/---

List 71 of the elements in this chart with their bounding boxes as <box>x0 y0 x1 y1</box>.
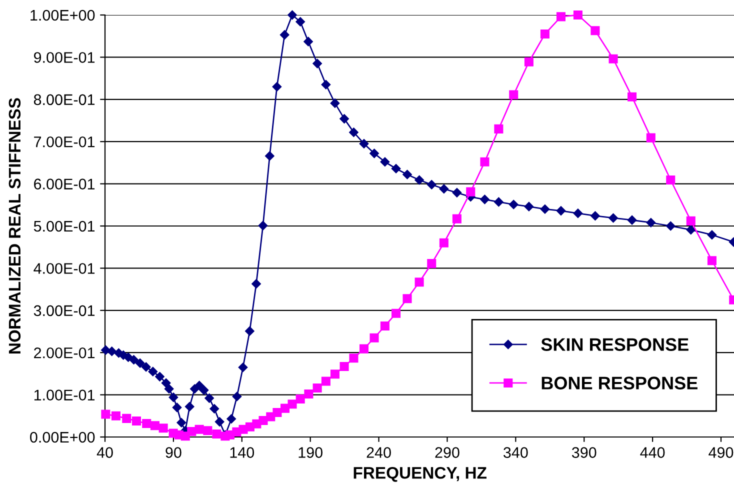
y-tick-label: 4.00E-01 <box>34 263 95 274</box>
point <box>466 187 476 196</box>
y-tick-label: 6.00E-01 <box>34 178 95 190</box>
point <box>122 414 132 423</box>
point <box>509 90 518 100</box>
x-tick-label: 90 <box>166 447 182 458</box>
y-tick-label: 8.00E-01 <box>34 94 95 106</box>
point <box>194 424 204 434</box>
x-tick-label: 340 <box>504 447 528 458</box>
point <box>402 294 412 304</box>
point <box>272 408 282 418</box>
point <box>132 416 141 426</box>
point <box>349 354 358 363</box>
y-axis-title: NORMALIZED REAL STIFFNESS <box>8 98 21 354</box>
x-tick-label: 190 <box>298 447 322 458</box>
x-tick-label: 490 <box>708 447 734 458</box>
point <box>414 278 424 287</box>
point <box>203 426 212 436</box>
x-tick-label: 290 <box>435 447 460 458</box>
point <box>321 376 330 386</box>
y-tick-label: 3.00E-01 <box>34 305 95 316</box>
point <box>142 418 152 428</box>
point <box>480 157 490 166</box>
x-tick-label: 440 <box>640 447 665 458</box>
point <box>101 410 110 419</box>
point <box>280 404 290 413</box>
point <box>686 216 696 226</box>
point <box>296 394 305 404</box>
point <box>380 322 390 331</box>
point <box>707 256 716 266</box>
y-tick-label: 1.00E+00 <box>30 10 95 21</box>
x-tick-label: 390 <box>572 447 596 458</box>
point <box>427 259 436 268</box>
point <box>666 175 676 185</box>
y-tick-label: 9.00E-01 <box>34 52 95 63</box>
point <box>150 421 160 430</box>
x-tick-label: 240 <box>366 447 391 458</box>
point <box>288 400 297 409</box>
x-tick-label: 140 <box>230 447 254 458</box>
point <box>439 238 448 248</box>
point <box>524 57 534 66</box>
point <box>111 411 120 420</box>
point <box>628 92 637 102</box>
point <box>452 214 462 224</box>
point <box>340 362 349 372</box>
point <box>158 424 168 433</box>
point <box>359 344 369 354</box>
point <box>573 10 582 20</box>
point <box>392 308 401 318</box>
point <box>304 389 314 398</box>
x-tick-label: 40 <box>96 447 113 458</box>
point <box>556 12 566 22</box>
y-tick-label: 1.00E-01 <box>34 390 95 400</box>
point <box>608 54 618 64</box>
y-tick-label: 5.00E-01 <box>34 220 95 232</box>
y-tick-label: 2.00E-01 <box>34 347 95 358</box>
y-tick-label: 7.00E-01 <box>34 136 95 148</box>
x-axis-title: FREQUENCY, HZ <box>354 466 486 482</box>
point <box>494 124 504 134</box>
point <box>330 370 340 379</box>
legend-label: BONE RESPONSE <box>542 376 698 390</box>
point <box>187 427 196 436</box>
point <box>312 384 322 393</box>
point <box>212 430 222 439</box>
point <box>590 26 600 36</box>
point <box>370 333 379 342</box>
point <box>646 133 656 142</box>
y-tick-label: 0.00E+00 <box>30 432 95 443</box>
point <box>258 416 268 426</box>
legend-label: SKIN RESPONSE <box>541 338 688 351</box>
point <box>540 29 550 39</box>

\---

Exercise instructions -> Reproduce all of the lines above without any changes, but omit the picture.

Correct answer ->
List 71 of the elements in this chart with their bounding boxes as <box>x0 y0 x1 y1</box>.
y-tick-label: 4.00E-01 <box>34 263 95 274</box>
point <box>466 187 476 196</box>
y-tick-label: 6.00E-01 <box>34 178 95 190</box>
point <box>122 414 132 423</box>
point <box>509 90 518 100</box>
x-tick-label: 90 <box>166 447 182 458</box>
y-tick-label: 8.00E-01 <box>34 94 95 106</box>
point <box>194 424 204 434</box>
x-tick-label: 340 <box>504 447 528 458</box>
point <box>402 294 412 304</box>
point <box>272 408 282 418</box>
point <box>132 416 141 426</box>
point <box>349 354 358 363</box>
y-axis-title: NORMALIZED REAL STIFFNESS <box>8 98 21 354</box>
x-tick-label: 190 <box>298 447 322 458</box>
x-tick-label: 490 <box>708 447 734 458</box>
point <box>414 278 424 287</box>
point <box>203 426 212 436</box>
x-tick-label: 290 <box>435 447 460 458</box>
point <box>321 376 330 386</box>
y-tick-label: 3.00E-01 <box>34 305 95 316</box>
point <box>142 418 152 428</box>
point <box>480 157 490 166</box>
x-tick-label: 440 <box>640 447 665 458</box>
point <box>101 410 110 419</box>
point <box>280 404 290 413</box>
point <box>686 216 696 226</box>
point <box>296 394 305 404</box>
point <box>380 322 390 331</box>
point <box>707 256 716 266</box>
y-tick-label: 1.00E+00 <box>30 10 95 21</box>
x-tick-label: 390 <box>572 447 596 458</box>
point <box>427 259 436 268</box>
point <box>666 175 676 185</box>
y-tick-label: 9.00E-01 <box>34 52 95 63</box>
point <box>150 421 160 430</box>
x-tick-label: 240 <box>366 447 391 458</box>
point <box>288 400 297 409</box>
x-tick-label: 140 <box>230 447 254 458</box>
point <box>439 238 448 248</box>
point <box>524 57 534 66</box>
point <box>111 411 120 420</box>
point <box>628 92 637 102</box>
point <box>452 214 462 224</box>
point <box>340 362 349 372</box>
point <box>158 424 168 433</box>
point <box>359 344 369 354</box>
point <box>573 10 582 20</box>
point <box>392 308 401 318</box>
point <box>304 389 314 398</box>
x-tick-label: 40 <box>96 447 113 458</box>
point <box>556 12 566 22</box>
y-tick-label: 1.00E-01 <box>34 390 95 400</box>
point <box>608 54 618 64</box>
y-tick-label: 5.00E-01 <box>34 220 95 232</box>
y-tick-label: 2.00E-01 <box>34 347 95 358</box>
y-tick-label: 7.00E-01 <box>34 136 95 148</box>
x-axis-title: FREQUENCY, HZ <box>354 466 486 482</box>
point <box>494 124 504 134</box>
point <box>330 370 340 379</box>
legend-label: BONE RESPONSE <box>542 376 698 390</box>
point <box>187 427 196 436</box>
point <box>312 384 322 393</box>
point <box>212 430 222 439</box>
point <box>590 26 600 36</box>
point <box>370 333 379 342</box>
point <box>646 133 656 142</box>
y-tick-label: 0.00E+00 <box>30 432 95 443</box>
point <box>258 416 268 426</box>
legend-label: SKIN RESPONSE <box>541 338 688 351</box>
point <box>540 29 550 39</box>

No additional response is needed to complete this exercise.